[Extracted records]
-- begin --

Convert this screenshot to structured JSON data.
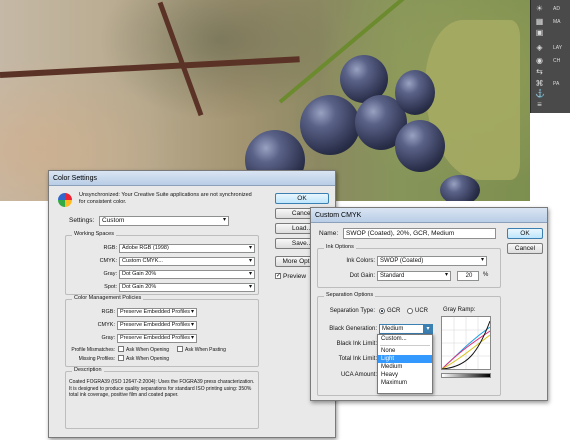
{
  "side_panel": {
    "items": [
      {
        "icon": "sun-icon",
        "label": "AD"
      },
      {
        "icon": "grid-icon",
        "label": "MA"
      },
      {
        "icon": "image-icon",
        "label": ""
      },
      {
        "icon": "layers-icon",
        "label": "LAY"
      },
      {
        "icon": "channels-icon",
        "label": "CH"
      },
      {
        "icon": "adjust-icon",
        "label": ""
      },
      {
        "icon": "paths-icon",
        "label": "PA"
      },
      {
        "icon": "anchor-icon",
        "label": ""
      },
      {
        "icon": "bars-icon",
        "label": ""
      }
    ]
  },
  "color_settings": {
    "title": "Color Settings",
    "sync_text": "Unsynchronized: Your Creative Suite applications are not synchronized for consistent color.",
    "settings_label": "Settings:",
    "settings_value": "Custom",
    "working_spaces": "Working Spaces",
    "rgb_label": "RGB:",
    "rgb_value": "Adobe RGB (1998)",
    "cmyk_label": "CMYK:",
    "cmyk_value": "Custom CMYK...",
    "gray_label": "Gray:",
    "gray_value": "Dot Gain 20%",
    "spot_label": "Spot:",
    "spot_value": "Dot Gain 20%",
    "policies": "Color Management Policies",
    "p_rgb_label": "RGB:",
    "p_rgb_value": "Preserve Embedded Profiles",
    "p_cmyk_label": "CMYK:",
    "p_cmyk_value": "Preserve Embedded Profiles",
    "p_gray_label": "Gray:",
    "p_gray_value": "Preserve Embedded Profiles",
    "mismatch_label": "Profile Mismatches:",
    "ask_opening": "Ask When Opening",
    "ask_pasting": "Ask When Pasting",
    "missing_label": "Missing Profiles:",
    "ask_opening2": "Ask When Opening",
    "description": "Description",
    "desc_text": "Coated FOGRA39 (ISO 12647-2:2004): Uses the FOGRA39 press characterization. It is designed to produce quality separations for standard ISO printing using: 350% total ink coverage, positive film and coated paper.",
    "ok": "OK",
    "cancel": "Cancel",
    "load": "Load...",
    "save": "Save...",
    "more": "More Options",
    "preview": "Preview"
  },
  "custom_cmyk": {
    "title": "Custom CMYK",
    "name_label": "Name:",
    "name_value": "SWOP (Coated), 20%, GCR, Medium",
    "ok": "OK",
    "cancel": "Cancel",
    "ink_options": "Ink Options",
    "ink_colors_label": "Ink Colors:",
    "ink_colors_value": "SWOP (Coated)",
    "dot_gain_label": "Dot Gain:",
    "dot_gain_value": "Standard",
    "dot_gain_num": "20",
    "percent": "%",
    "sep_options": "Separation Options",
    "sep_type_label": "Separation Type:",
    "gcr": "GCR",
    "ucr": "UCR",
    "gray_ramp": "Gray Ramp:",
    "black_gen_label": "Black Generation:",
    "black_gen_value": "Medium",
    "black_ink_label": "Black Ink Limit:",
    "total_ink_label": "Total Ink Limit:",
    "uca_label": "UCA Amount:",
    "menu": [
      "Custom...",
      "None",
      "Light",
      "Medium",
      "Heavy",
      "Maximum"
    ],
    "menu_selected": "Light"
  }
}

-- end --

Copy the records above exactly. The pictures are not part of the copy.

Convert this screenshot to structured JSON data.
{
  "side_panel": {
    "items": [
      {
        "icon": "sun-icon",
        "label": "AD"
      },
      {
        "icon": "grid-icon",
        "label": "MA"
      },
      {
        "icon": "image-icon",
        "label": ""
      },
      {
        "icon": "layers-icon",
        "label": "LAY"
      },
      {
        "icon": "channels-icon",
        "label": "CH"
      },
      {
        "icon": "adjust-icon",
        "label": ""
      },
      {
        "icon": "paths-icon",
        "label": "PA"
      },
      {
        "icon": "anchor-icon",
        "label": ""
      },
      {
        "icon": "bars-icon",
        "label": ""
      }
    ]
  },
  "color_settings": {
    "title": "Color Settings",
    "sync_text": "Unsynchronized: Your Creative Suite applications are not synchronized for consistent color.",
    "settings_label": "Settings:",
    "settings_value": "Custom",
    "working_spaces": "Working Spaces",
    "rgb_label": "RGB:",
    "rgb_value": "Adobe RGB (1998)",
    "cmyk_label": "CMYK:",
    "cmyk_value": "Custom CMYK...",
    "gray_label": "Gray:",
    "gray_value": "Dot Gain 20%",
    "spot_label": "Spot:",
    "spot_value": "Dot Gain 20%",
    "policies": "Color Management Policies",
    "p_rgb_label": "RGB:",
    "p_rgb_value": "Preserve Embedded Profiles",
    "p_cmyk_label": "CMYK:",
    "p_cmyk_value": "Preserve Embedded Profiles",
    "p_gray_label": "Gray:",
    "p_gray_value": "Preserve Embedded Profiles",
    "mismatch_label": "Profile Mismatches:",
    "ask_opening": "Ask When Opening",
    "ask_pasting": "Ask When Pasting",
    "missing_label": "Missing Profiles:",
    "ask_opening2": "Ask When Opening",
    "description": "Description",
    "desc_text": "Coated FOGRA39 (ISO 12647-2:2004): Uses the FOGRA39 press characterization. It is designed to produce quality separations for standard ISO printing using: 350% total ink coverage, positive film and coated paper.",
    "ok": "OK",
    "cancel": "Cancel",
    "load": "Load...",
    "save": "Save...",
    "more": "More Options",
    "preview": "Preview"
  },
  "custom_cmyk": {
    "title": "Custom CMYK",
    "name_label": "Name:",
    "name_value": "SWOP (Coated), 20%, GCR, Medium",
    "ok": "OK",
    "cancel": "Cancel",
    "ink_options": "Ink Options",
    "ink_colors_label": "Ink Colors:",
    "ink_colors_value": "SWOP (Coated)",
    "dot_gain_label": "Dot Gain:",
    "dot_gain_value": "Standard",
    "dot_gain_num": "20",
    "percent": "%",
    "sep_options": "Separation Options",
    "sep_type_label": "Separation Type:",
    "gcr": "GCR",
    "ucr": "UCR",
    "gray_ramp": "Gray Ramp:",
    "black_gen_label": "Black Generation:",
    "black_gen_value": "Medium",
    "black_ink_label": "Black Ink Limit:",
    "total_ink_label": "Total Ink Limit:",
    "uca_label": "UCA Amount:",
    "menu": [
      "Custom...",
      "None",
      "Light",
      "Medium",
      "Heavy",
      "Maximum"
    ],
    "menu_selected": "Light"
  }
}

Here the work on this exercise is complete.